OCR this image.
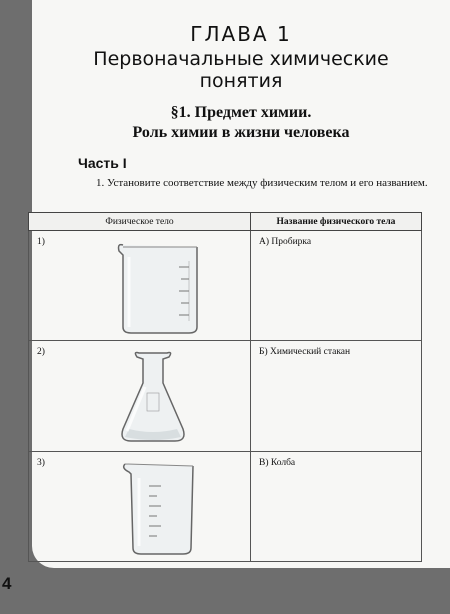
ГЛАВА 1
Первоначальные химические
понятия
§1. Предмет химии.
Роль химии в жизни человека
Часть I
1. Установите соответствие между физическим телом и его названием.
Физическое тело	Название физического тела

1)	А) Пробирка

2)	Б) Химический стакан

3)	В) Колба
4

▸ **To do**
Return to the listing above and set it down exactly, leaving out its pictures.

▸ **Worked answer**
OCR this image.
ГЛАВА 1
Первоначальные химические
понятия
§1. Предмет химии.
Роль химии в жизни человека
Часть I
1. Установите соответствие между физическим телом и его названием.
Физическое тело	Название физического тела

1)	А) Пробирка

2)	Б) Химический стакан

3)	В) Колба
4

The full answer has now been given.